### [Prompt]
Work out how many lines of the listing hold "index", then state only that count.

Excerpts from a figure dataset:
+===+
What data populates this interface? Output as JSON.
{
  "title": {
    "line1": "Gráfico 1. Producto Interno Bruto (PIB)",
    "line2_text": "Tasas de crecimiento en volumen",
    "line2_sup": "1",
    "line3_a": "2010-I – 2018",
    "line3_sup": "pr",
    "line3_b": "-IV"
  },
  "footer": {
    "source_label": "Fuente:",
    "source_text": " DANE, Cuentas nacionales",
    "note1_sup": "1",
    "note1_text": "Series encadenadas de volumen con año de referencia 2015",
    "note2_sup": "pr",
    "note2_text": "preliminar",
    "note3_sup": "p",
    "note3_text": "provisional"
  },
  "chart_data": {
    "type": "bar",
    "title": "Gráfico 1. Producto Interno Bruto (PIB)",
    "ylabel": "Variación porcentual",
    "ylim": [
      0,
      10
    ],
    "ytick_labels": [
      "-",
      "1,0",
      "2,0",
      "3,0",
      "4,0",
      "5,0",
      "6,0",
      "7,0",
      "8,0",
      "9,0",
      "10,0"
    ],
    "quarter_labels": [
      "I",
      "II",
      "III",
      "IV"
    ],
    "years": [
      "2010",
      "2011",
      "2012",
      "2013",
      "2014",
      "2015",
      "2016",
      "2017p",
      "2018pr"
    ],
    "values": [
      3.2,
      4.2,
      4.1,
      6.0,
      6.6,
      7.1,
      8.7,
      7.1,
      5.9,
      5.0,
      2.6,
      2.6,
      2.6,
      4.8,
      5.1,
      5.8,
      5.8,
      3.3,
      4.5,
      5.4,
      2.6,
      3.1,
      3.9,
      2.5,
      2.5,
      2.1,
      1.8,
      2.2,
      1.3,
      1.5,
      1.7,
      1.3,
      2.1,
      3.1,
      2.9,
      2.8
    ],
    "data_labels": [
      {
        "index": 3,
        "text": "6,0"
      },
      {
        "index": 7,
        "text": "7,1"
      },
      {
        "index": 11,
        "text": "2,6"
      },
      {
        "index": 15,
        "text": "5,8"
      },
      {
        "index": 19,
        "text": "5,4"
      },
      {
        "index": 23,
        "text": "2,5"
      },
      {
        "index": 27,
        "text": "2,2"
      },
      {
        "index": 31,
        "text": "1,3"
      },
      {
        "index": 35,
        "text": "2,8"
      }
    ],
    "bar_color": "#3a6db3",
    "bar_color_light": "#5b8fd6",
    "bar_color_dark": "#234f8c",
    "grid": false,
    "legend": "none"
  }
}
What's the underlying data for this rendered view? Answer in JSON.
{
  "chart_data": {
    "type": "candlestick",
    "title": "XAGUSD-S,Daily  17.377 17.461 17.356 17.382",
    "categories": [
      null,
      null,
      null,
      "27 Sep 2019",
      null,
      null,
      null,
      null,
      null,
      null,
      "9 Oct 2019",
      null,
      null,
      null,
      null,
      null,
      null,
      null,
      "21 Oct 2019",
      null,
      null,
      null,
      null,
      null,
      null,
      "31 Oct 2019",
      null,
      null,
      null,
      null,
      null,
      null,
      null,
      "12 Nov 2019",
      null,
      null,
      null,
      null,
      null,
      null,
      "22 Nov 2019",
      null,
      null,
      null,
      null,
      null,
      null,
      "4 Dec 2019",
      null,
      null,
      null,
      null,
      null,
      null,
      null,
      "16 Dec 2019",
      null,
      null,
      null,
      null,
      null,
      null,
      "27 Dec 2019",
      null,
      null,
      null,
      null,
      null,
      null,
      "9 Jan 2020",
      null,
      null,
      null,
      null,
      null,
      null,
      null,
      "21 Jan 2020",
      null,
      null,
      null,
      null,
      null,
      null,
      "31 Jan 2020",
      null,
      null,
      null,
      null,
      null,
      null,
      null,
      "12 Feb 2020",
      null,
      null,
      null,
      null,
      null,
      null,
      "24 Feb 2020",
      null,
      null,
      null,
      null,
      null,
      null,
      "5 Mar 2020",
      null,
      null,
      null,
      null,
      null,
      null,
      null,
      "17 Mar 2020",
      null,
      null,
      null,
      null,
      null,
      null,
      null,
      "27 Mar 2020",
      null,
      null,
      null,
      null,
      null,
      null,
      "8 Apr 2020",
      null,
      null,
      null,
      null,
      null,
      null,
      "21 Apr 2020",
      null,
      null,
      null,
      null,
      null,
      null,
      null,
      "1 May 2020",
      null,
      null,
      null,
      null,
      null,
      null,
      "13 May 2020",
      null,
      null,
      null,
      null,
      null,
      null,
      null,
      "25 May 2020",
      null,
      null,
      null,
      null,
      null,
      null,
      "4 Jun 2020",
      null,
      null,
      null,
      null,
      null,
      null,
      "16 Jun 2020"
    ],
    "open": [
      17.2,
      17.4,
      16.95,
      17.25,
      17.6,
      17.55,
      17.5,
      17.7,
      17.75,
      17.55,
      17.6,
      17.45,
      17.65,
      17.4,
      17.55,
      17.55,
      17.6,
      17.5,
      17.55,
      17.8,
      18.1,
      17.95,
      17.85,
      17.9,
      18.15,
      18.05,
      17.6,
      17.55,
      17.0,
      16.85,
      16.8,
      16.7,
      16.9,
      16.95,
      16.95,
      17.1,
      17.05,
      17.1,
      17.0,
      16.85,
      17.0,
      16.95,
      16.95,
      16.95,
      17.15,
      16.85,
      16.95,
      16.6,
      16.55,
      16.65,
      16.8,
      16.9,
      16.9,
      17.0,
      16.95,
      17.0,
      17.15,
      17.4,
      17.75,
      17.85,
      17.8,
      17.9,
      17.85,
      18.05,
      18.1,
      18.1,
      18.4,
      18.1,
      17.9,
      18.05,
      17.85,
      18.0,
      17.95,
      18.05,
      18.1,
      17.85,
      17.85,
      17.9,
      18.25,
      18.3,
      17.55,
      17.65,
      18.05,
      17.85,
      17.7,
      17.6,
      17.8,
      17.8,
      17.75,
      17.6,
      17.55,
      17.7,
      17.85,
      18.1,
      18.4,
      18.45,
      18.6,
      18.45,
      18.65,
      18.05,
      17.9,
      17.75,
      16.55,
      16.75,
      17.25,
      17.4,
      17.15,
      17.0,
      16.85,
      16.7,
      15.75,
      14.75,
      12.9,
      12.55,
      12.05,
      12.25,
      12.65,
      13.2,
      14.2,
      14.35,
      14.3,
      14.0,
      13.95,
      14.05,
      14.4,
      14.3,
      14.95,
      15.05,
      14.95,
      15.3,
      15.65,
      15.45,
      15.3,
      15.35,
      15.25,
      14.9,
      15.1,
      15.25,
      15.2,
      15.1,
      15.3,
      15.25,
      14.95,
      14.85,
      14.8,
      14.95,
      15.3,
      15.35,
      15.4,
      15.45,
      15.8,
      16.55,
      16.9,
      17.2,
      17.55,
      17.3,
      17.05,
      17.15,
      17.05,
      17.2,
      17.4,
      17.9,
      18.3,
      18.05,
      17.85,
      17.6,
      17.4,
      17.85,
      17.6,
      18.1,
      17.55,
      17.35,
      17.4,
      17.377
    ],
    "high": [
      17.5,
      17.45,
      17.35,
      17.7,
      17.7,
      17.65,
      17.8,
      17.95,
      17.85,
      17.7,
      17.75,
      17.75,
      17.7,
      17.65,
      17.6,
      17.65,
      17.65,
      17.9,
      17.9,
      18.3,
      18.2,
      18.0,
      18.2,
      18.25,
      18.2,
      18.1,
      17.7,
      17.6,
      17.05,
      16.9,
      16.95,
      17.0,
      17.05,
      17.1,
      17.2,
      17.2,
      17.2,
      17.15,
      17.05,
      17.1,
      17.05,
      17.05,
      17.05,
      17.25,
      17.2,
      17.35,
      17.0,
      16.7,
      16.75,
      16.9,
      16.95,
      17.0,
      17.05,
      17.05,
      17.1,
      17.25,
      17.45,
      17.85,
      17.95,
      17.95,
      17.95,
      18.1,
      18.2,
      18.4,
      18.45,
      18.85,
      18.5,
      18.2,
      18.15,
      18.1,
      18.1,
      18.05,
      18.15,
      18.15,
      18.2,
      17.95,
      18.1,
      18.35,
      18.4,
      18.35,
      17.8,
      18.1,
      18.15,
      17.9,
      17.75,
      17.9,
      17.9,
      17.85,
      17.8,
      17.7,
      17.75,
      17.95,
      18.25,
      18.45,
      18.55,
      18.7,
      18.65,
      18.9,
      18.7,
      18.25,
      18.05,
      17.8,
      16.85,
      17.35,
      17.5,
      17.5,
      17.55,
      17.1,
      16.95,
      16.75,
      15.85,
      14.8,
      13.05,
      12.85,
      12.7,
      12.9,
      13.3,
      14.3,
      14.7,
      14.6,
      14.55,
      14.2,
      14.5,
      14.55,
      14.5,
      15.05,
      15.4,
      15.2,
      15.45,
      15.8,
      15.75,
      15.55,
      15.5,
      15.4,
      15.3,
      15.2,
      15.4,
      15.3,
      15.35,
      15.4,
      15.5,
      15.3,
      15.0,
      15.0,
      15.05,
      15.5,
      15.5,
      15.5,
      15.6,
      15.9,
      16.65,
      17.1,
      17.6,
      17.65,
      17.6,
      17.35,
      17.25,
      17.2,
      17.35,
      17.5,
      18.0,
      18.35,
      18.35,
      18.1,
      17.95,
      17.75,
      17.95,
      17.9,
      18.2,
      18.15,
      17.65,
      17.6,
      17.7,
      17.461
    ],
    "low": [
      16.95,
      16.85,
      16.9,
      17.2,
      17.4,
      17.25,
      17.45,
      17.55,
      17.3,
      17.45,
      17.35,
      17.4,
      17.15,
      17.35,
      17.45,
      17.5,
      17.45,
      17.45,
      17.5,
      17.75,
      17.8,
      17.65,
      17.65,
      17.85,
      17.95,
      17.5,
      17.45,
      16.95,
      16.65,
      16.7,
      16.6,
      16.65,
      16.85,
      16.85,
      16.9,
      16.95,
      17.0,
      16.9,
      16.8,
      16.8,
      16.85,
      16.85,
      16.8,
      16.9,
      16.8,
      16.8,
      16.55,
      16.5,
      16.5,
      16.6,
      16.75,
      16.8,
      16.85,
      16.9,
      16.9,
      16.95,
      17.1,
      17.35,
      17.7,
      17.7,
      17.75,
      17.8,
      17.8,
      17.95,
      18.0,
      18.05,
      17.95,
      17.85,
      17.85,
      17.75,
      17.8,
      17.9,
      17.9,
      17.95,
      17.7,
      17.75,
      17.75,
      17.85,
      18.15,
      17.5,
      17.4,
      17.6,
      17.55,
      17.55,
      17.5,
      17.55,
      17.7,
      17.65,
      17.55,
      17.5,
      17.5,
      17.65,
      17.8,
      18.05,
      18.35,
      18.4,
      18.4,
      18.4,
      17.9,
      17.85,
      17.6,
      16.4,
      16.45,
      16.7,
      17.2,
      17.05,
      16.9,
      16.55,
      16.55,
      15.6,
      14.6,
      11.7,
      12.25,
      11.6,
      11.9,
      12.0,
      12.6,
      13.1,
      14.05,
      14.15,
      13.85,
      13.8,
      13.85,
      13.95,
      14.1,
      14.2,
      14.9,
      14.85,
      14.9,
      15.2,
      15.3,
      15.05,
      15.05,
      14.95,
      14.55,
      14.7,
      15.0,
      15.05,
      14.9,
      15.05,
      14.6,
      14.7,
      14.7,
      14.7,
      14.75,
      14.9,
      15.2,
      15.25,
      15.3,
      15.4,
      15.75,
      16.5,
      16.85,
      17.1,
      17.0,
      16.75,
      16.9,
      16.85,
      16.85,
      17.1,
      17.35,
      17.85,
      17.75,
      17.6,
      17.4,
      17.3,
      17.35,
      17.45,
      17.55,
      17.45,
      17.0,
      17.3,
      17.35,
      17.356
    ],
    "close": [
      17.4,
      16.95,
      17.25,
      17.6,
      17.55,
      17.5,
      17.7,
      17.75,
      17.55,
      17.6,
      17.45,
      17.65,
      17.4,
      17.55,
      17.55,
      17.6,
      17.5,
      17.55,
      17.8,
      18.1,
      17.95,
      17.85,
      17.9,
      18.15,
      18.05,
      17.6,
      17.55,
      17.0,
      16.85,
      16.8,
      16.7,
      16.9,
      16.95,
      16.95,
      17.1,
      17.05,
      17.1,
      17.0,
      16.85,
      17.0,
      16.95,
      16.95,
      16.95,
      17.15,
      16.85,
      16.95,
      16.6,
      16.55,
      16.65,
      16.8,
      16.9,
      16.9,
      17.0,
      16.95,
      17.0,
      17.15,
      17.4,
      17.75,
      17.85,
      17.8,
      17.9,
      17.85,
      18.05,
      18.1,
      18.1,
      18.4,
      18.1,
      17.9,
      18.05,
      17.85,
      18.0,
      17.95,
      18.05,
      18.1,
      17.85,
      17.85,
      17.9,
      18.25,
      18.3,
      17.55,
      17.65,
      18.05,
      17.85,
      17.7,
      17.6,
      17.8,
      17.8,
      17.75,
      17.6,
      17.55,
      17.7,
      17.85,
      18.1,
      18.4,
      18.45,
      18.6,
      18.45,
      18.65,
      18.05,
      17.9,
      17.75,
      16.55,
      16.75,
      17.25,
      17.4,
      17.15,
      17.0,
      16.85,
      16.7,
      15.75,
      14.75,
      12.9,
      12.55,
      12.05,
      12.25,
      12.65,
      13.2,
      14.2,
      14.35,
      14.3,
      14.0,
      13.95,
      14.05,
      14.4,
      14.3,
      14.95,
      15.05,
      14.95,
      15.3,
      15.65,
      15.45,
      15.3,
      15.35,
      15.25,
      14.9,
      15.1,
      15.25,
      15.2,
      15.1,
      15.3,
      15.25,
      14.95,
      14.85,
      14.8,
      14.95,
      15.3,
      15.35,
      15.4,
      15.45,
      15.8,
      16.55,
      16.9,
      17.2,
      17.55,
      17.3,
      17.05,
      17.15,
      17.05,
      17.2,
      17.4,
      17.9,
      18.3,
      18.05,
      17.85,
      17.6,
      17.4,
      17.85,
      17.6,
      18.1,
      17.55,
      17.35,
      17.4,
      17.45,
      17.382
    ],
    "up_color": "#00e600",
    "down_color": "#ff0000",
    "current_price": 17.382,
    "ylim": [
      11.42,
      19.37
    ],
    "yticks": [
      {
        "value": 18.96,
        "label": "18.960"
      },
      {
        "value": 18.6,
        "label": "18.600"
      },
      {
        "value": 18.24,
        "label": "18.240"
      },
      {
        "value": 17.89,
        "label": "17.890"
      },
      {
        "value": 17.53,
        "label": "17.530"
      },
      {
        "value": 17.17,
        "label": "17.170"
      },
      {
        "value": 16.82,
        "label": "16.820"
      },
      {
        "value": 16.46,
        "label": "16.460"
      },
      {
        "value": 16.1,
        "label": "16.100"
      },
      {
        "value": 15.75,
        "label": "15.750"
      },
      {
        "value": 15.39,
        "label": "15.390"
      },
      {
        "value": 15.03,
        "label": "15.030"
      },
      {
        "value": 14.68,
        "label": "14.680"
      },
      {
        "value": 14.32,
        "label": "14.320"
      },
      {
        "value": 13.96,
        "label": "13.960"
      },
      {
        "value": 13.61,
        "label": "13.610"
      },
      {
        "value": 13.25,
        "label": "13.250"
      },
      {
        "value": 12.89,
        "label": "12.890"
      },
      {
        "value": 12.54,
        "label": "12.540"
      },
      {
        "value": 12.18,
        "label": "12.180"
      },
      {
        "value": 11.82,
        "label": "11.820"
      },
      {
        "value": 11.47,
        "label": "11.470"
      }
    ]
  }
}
+===+
### [Full output]
9